## Aim of the exercise
Only lines with the word "ندوة" are needed; collect each of them from the listing below.

## Records contained in a dataset
▶
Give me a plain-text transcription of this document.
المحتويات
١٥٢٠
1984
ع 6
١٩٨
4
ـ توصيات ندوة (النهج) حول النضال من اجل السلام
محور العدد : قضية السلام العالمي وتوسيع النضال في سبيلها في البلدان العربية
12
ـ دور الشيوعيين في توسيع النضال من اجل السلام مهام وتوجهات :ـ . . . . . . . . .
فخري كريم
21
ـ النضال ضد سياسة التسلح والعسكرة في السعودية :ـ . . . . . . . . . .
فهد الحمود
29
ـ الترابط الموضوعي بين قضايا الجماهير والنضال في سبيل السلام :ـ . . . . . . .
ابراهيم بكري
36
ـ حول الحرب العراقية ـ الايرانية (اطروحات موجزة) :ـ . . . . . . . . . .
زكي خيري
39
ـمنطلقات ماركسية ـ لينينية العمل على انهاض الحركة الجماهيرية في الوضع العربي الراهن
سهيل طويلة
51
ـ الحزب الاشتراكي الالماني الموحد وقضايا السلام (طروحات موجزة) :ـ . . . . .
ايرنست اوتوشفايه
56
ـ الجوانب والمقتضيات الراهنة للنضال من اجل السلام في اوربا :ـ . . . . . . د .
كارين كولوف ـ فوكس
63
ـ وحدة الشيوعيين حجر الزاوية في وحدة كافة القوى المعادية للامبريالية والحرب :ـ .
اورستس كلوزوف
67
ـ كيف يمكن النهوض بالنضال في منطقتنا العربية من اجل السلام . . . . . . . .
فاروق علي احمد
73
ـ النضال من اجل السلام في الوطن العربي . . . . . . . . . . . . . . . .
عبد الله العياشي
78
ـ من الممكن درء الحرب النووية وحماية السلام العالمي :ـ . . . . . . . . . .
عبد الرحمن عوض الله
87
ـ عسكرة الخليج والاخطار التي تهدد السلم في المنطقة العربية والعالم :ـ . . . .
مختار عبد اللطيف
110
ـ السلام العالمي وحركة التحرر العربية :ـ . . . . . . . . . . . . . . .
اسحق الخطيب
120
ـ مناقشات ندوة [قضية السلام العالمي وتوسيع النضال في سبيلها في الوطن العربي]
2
◀
## Answer below
ـ توصيات ندوة (النهج) حول النضال من اجل السلام
ـ مناقشات ندوة [قضية السلام العالمي وتوسيع النضال في سبيلها في الوطن العربي]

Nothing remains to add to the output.